## start Source data
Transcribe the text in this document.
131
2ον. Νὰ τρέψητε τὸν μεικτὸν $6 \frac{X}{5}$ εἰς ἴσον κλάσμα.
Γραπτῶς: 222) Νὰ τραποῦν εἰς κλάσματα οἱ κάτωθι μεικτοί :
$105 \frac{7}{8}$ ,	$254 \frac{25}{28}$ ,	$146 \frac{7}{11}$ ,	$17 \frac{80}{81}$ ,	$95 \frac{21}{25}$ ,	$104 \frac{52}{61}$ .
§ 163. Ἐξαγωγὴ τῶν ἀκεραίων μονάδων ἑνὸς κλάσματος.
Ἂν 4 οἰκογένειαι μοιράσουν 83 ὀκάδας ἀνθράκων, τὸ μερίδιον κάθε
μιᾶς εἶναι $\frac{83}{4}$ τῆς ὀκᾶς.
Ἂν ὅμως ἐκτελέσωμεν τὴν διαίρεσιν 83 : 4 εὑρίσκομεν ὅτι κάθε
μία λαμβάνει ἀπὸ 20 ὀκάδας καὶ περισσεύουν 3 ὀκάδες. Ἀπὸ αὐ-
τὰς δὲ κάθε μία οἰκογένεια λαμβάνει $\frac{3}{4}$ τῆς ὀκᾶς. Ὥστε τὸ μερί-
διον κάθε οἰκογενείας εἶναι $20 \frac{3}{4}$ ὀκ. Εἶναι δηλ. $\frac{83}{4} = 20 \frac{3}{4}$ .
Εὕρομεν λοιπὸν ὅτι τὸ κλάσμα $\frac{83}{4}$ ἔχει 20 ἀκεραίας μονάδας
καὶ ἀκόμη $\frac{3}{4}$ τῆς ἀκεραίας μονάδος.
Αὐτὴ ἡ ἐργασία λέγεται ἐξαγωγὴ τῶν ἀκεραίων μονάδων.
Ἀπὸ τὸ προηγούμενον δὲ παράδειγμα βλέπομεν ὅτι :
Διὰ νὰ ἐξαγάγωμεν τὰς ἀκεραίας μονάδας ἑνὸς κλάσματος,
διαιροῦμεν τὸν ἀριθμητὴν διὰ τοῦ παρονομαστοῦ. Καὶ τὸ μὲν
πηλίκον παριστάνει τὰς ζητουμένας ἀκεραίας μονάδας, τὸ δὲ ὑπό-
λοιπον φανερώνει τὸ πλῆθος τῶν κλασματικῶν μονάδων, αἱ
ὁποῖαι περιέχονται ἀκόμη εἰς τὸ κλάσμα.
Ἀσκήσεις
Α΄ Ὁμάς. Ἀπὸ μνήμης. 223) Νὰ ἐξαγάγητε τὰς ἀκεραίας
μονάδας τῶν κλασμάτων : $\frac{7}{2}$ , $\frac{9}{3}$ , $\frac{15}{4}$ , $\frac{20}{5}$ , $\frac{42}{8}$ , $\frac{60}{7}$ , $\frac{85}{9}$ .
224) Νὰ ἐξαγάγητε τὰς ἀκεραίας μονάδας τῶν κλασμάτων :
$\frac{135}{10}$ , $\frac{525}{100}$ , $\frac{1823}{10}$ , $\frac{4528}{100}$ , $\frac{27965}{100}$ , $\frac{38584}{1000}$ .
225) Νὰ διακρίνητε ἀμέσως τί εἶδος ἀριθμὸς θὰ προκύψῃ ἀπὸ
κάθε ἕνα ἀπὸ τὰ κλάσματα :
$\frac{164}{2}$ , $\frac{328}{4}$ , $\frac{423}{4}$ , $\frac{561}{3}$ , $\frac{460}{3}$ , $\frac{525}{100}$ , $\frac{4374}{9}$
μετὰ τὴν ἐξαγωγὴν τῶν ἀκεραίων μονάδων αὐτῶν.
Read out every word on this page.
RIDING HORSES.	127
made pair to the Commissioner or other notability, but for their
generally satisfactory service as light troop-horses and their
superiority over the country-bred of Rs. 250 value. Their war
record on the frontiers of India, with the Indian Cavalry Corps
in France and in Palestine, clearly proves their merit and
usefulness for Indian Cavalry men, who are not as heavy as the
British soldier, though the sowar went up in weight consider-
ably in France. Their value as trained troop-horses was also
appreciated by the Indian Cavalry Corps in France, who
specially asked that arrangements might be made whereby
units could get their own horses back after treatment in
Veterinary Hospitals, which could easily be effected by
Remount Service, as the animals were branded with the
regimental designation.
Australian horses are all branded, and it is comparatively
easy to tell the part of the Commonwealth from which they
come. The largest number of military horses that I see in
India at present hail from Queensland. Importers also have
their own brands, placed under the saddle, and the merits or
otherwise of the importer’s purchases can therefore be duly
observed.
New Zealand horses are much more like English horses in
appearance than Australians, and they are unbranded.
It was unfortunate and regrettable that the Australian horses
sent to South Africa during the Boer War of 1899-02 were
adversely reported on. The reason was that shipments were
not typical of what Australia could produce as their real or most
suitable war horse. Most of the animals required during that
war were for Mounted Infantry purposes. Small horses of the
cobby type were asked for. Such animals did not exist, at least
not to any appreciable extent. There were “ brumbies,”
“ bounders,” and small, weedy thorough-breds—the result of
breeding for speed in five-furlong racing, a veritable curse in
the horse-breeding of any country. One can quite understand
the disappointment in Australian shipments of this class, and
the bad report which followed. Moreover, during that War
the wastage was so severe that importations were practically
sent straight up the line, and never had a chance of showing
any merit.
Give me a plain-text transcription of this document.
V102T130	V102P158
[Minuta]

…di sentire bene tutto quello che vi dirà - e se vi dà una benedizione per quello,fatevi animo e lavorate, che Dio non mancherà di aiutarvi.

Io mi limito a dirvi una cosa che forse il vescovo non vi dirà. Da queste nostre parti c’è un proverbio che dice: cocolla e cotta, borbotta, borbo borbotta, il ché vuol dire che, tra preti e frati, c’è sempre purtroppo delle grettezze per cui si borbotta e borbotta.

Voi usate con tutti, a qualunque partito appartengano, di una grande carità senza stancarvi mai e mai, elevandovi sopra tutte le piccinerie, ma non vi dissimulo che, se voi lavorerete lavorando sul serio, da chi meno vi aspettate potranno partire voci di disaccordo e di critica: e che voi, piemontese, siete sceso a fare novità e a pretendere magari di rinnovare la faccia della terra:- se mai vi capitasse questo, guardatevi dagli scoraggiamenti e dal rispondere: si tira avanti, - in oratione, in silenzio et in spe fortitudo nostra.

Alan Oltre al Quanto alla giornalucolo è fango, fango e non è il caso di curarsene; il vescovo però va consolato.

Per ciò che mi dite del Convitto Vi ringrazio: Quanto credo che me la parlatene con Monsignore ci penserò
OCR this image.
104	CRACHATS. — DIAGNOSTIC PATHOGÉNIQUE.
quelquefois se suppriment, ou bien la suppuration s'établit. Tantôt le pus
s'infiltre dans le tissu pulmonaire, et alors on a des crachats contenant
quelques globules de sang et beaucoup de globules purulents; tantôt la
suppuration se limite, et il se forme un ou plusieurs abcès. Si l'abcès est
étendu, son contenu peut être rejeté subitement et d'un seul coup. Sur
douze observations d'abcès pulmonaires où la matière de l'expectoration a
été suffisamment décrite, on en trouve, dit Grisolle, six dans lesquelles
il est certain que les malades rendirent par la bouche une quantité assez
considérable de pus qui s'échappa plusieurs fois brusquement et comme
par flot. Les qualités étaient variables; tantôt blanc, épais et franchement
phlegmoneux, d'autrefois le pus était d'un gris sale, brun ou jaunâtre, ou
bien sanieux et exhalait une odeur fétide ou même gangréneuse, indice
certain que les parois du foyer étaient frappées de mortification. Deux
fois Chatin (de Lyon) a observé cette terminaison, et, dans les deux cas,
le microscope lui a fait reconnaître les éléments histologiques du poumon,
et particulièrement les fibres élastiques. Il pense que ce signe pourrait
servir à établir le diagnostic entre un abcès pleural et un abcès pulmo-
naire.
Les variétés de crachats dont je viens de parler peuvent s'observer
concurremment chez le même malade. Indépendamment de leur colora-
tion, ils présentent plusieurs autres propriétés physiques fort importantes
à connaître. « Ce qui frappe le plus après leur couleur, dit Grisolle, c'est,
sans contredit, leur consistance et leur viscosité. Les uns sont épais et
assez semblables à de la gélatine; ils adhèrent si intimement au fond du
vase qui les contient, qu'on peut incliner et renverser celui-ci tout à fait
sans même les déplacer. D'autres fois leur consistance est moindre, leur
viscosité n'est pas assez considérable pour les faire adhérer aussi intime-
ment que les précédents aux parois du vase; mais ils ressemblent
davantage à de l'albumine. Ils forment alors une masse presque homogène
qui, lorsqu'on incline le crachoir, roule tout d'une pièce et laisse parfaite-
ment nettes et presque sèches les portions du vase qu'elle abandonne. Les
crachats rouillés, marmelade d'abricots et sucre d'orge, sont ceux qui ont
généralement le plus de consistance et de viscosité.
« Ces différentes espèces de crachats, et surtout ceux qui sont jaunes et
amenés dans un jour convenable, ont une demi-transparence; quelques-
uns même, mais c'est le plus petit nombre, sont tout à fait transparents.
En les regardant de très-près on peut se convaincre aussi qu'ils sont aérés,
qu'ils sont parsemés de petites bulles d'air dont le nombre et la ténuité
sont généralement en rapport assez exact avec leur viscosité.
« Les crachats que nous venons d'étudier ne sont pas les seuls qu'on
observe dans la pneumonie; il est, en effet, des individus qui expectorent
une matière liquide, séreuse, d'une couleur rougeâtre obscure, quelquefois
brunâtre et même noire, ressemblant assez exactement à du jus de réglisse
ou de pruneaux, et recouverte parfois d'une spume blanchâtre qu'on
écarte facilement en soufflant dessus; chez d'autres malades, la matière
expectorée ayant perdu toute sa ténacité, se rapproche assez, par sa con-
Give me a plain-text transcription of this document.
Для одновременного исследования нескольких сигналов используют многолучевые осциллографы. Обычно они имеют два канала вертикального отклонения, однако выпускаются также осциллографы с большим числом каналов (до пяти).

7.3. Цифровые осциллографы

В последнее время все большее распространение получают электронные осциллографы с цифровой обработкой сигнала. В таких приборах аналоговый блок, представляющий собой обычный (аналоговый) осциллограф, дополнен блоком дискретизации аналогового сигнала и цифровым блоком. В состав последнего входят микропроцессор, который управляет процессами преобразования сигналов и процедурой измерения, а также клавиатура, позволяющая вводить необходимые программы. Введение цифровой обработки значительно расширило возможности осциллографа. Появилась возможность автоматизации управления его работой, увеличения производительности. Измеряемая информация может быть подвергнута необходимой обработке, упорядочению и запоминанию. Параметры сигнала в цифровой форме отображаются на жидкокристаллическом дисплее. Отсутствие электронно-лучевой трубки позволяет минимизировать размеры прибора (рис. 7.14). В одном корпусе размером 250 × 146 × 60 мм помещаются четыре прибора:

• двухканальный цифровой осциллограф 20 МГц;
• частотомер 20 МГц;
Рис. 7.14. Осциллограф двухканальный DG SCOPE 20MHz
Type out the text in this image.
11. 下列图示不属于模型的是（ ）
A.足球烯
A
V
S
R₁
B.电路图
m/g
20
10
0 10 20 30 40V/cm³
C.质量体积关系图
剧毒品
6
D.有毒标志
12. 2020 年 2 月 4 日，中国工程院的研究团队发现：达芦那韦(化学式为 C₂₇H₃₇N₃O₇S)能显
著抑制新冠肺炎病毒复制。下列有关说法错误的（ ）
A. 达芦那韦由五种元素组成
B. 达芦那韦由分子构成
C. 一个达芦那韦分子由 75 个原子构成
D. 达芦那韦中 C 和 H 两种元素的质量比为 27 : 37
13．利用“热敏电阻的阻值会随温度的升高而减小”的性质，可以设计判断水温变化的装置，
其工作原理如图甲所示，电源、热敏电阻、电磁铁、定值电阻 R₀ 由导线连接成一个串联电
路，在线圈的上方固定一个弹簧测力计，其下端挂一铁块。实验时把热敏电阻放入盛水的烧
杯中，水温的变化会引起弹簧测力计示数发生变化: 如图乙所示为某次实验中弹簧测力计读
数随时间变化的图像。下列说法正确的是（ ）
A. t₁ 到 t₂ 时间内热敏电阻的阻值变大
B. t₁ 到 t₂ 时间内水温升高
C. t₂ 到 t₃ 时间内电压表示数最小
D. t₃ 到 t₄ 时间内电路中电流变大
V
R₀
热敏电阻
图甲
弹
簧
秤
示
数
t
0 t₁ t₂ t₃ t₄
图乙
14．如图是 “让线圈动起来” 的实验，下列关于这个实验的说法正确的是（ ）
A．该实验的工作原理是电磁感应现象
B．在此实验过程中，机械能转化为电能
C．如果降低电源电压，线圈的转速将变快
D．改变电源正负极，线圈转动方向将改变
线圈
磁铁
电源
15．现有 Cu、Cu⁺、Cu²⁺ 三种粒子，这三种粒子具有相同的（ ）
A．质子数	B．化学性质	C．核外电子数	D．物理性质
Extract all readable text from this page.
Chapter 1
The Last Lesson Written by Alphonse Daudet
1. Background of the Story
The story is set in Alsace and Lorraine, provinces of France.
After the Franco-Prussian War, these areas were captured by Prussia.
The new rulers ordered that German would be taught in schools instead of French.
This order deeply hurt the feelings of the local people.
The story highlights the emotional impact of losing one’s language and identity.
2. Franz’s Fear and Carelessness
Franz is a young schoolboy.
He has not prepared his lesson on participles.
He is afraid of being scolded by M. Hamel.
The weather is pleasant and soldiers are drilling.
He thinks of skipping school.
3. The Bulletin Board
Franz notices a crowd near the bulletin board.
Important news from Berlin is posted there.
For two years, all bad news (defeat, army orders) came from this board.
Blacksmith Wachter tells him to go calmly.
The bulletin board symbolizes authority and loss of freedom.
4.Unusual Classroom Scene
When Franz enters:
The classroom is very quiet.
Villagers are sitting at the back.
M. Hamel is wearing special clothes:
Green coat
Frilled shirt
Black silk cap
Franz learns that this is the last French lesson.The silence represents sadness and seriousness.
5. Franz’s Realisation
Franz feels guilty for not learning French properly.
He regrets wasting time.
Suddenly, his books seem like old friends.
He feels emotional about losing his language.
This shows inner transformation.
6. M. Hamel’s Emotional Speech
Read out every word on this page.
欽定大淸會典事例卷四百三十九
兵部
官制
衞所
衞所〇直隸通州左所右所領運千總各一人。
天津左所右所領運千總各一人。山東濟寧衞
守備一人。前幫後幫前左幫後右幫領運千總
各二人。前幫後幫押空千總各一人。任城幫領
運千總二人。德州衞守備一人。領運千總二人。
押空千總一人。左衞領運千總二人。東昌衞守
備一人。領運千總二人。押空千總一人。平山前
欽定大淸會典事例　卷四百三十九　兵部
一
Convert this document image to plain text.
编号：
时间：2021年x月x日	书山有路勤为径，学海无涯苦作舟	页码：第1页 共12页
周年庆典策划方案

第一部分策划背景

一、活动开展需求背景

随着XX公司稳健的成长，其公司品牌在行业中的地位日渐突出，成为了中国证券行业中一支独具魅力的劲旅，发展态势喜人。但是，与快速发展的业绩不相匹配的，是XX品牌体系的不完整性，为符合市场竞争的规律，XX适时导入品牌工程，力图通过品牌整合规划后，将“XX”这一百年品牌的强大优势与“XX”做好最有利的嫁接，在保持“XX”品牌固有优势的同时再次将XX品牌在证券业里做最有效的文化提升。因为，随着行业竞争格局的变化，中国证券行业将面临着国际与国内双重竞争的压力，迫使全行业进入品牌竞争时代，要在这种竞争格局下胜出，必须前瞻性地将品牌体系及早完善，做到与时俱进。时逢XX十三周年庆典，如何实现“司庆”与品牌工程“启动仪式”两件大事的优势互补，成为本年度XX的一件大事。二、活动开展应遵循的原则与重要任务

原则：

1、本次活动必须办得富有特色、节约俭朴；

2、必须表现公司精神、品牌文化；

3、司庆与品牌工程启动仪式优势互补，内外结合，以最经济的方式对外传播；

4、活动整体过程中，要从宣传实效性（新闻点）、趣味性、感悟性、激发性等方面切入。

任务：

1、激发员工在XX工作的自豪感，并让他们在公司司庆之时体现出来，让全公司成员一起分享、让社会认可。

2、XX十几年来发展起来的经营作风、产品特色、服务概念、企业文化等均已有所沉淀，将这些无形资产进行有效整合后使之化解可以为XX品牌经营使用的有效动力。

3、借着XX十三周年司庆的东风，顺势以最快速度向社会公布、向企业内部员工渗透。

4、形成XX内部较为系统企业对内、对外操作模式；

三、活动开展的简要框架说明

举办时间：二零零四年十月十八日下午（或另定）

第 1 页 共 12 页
## end Source data
— Stated problem —
State how many lines of the listing above include the word "押空千總一人". Give nothing but the number.

— Full output —
2